[Records about charts and figures]
════

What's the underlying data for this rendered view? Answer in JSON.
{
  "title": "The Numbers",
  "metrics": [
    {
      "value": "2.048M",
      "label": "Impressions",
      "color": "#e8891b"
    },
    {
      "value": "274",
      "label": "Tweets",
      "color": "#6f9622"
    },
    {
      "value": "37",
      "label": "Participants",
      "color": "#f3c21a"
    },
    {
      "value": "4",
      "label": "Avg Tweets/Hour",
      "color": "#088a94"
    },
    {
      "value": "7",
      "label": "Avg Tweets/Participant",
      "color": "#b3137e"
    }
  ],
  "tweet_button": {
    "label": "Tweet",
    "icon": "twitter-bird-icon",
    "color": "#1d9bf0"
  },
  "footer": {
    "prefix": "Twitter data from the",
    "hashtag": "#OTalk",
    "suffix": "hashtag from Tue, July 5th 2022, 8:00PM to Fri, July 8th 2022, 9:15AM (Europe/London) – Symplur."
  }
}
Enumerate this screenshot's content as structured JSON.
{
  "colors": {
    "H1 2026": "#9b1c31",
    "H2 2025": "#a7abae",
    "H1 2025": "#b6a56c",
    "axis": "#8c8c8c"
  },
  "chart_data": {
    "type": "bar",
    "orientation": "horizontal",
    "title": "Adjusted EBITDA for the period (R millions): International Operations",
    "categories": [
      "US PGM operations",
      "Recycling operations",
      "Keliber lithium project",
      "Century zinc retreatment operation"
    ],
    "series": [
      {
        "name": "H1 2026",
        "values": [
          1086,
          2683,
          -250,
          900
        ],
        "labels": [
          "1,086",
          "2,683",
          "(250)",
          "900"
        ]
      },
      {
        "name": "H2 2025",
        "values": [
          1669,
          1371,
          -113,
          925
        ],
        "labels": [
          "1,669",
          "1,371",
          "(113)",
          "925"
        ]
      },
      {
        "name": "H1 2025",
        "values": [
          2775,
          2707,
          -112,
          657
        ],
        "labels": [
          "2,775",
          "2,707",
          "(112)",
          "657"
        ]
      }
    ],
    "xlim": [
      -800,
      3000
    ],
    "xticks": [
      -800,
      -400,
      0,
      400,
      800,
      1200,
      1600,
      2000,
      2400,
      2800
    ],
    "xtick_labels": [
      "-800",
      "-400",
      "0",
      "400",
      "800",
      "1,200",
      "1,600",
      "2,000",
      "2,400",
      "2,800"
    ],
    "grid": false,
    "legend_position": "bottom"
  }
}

════

_Short task_: Retype the listing exactly, in full.

_Finished task_:
What's the underlying data for this rendered view? Answer in JSON.
{
  "title": "The Numbers",
  "metrics": [
    {
      "value": "2.048M",
      "label": "Impressions",
      "color": "#e8891b"
    },
    {
      "value": "274",
      "label": "Tweets",
      "color": "#6f9622"
    },
    {
      "value": "37",
      "label": "Participants",
      "color": "#f3c21a"
    },
    {
      "value": "4",
      "label": "Avg Tweets/Hour",
      "color": "#088a94"
    },
    {
      "value": "7",
      "label": "Avg Tweets/Participant",
      "color": "#b3137e"
    }
  ],
  "tweet_button": {
    "label": "Tweet",
    "icon": "twitter-bird-icon",
    "color": "#1d9bf0"
  },
  "footer": {
    "prefix": "Twitter data from the",
    "hashtag": "#OTalk",
    "suffix": "hashtag from Tue, July 5th 2022, 8:00PM to Fri, July 8th 2022, 9:15AM (Europe/London) – Symplur."
  }
}
Enumerate this screenshot's content as structured JSON.
{
  "colors": {
    "H1 2026": "#9b1c31",
    "H2 2025": "#a7abae",
    "H1 2025": "#b6a56c",
    "axis": "#8c8c8c"
  },
  "chart_data": {
    "type": "bar",
    "orientation": "horizontal",
    "title": "Adjusted EBITDA for the period (R millions): International Operations",
    "categories": [
      "US PGM operations",
      "Recycling operations",
      "Keliber lithium project",
      "Century zinc retreatment operation"
    ],
    "series": [
      {
        "name": "H1 2026",
        "values": [
          1086,
          2683,
          -250,
          900
        ],
        "labels": [
          "1,086",
          "2,683",
          "(250)",
          "900"
        ]
      },
      {
        "name": "H2 2025",
        "values": [
          1669,
          1371,
          -113,
          925
        ],
        "labels": [
          "1,669",
          "1,371",
          "(113)",
          "925"
        ]
      },
      {
        "name": "H1 2025",
        "values": [
          2775,
          2707,
          -112,
          657
        ],
        "labels": [
          "2,775",
          "2,707",
          "(112)",
          "657"
        ]
      }
    ],
    "xlim": [
      -800,
      3000
    ],
    "xticks": [
      -800,
      -400,
      0,
      400,
      800,
      1200,
      1600,
      2000,
      2400,
      2800
    ],
    "xtick_labels": [
      "-800",
      "-400",
      "0",
      "400",
      "800",
      "1,200",
      "1,600",
      "2,000",
      "2,400",
      "2,800"
    ],
    "grid": false,
    "legend_position": "bottom"
  }
}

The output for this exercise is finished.